● GIVEN PROBLEM: Report each line in the entries that contains the string "MMGS".

**********

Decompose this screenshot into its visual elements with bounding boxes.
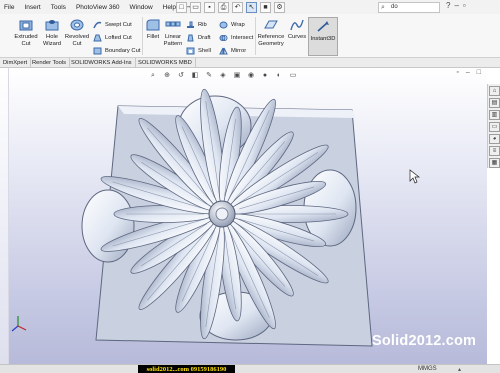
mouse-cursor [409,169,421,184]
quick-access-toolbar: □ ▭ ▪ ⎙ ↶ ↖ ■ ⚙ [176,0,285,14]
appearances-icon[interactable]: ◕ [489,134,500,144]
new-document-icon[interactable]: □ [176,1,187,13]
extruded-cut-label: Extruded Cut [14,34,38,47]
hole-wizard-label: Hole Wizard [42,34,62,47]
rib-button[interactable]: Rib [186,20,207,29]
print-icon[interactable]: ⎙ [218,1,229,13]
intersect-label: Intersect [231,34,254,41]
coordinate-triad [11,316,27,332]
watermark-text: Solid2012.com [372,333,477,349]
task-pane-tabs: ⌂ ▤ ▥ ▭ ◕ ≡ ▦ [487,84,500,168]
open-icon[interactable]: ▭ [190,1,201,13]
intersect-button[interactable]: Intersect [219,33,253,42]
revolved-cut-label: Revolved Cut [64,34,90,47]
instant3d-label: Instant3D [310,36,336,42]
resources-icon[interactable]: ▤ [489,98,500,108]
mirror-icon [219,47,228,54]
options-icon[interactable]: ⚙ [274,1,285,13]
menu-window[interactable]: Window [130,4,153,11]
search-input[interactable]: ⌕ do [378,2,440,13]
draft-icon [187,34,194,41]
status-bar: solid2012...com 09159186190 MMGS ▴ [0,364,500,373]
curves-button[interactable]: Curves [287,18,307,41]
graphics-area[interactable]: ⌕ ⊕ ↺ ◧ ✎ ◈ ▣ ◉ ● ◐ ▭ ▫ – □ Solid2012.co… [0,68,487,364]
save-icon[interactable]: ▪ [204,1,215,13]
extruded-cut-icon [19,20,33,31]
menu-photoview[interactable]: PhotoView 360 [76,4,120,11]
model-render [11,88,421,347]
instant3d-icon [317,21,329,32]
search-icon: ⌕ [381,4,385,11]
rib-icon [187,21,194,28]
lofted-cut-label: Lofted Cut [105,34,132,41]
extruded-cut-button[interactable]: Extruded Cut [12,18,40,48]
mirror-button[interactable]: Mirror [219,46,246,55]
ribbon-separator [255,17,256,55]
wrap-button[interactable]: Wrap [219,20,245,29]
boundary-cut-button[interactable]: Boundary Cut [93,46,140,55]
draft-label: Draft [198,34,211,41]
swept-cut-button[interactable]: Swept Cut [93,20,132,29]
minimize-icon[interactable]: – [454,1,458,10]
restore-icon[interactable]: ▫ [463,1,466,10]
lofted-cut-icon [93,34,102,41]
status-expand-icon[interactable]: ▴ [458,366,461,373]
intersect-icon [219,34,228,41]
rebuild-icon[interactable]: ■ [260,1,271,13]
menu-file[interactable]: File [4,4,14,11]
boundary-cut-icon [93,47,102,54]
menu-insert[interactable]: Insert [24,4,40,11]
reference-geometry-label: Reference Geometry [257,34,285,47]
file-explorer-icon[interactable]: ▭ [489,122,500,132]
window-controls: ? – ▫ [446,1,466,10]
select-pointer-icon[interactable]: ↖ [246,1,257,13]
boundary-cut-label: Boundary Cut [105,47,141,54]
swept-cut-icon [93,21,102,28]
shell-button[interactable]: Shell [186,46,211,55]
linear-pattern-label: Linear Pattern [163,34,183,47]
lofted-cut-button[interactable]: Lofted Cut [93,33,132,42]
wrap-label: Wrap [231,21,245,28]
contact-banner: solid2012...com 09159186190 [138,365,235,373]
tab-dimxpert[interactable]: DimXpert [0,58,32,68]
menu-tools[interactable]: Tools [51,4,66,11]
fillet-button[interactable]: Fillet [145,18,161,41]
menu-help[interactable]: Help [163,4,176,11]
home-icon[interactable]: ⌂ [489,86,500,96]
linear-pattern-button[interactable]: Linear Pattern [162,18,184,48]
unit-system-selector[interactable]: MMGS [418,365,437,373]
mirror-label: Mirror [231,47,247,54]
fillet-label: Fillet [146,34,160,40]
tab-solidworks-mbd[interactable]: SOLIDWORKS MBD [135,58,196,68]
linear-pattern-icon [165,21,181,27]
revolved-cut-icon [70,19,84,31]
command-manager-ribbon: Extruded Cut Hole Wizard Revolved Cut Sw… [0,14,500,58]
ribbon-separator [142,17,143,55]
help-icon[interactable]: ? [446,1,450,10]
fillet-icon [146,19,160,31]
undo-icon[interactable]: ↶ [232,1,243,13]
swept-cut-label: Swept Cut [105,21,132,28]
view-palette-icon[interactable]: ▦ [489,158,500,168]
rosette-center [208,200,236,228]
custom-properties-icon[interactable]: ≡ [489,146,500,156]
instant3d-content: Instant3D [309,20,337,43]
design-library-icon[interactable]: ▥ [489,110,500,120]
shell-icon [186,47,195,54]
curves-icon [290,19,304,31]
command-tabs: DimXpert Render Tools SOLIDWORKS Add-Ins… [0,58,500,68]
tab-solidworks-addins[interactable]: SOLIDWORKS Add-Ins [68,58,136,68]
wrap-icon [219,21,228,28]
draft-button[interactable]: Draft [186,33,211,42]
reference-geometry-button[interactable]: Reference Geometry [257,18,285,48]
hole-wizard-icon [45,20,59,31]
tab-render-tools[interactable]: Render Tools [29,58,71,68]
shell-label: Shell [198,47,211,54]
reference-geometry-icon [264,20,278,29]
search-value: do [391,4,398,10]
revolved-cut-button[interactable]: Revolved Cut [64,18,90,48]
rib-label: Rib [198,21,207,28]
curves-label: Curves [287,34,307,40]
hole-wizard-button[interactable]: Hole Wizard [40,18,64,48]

**********

● REPLY TO THE TASK:
status-bar: solid2012...com 09159186190 MMGS ▴ [0,364,500,373]
unit-system-selector[interactable]: MMGS [418,365,437,373]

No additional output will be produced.